Extract each line of the data below exactly as written.

- Input rows:
* BEGIN *

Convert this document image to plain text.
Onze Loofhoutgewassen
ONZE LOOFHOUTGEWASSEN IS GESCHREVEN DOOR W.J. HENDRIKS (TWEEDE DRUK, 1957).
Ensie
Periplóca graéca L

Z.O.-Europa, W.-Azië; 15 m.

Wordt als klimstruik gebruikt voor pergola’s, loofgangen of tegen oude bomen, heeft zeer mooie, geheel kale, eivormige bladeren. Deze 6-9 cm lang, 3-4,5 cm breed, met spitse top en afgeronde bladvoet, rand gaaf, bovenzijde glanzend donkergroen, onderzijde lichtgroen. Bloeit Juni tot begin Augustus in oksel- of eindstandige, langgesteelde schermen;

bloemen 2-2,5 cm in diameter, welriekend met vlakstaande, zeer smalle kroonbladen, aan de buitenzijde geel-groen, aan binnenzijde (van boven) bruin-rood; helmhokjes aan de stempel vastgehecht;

* END *

- Solved exercise:
Convert this document image to plain text.
Onze Loofhoutgewassen
ONZE LOOFHOUTGEWASSEN IS GESCHREVEN DOOR W.J. HENDRIKS (TWEEDE DRUK, 1957).
Ensie
Periplóca graéca L

Z.O.-Europa, W.-Azië; 15 m.

Wordt als klimstruik gebruikt voor pergola’s, loofgangen of tegen oude bomen, heeft zeer mooie, geheel kale, eivormige bladeren. Deze 6-9 cm lang, 3-4,5 cm breed, met spitse top en afgeronde bladvoet, rand gaaf, bovenzijde glanzend donkergroen, onderzijde lichtgroen. Bloeit Juni tot begin Augustus in oksel- of eindstandige, langgesteelde schermen;

bloemen 2-2,5 cm in diameter, welriekend met vlakstaande, zeer smalle kroonbladen, aan de buitenzijde geel-groen, aan binnenzijde (van boven) bruin-rood; helmhokjes aan de stempel vastgehecht;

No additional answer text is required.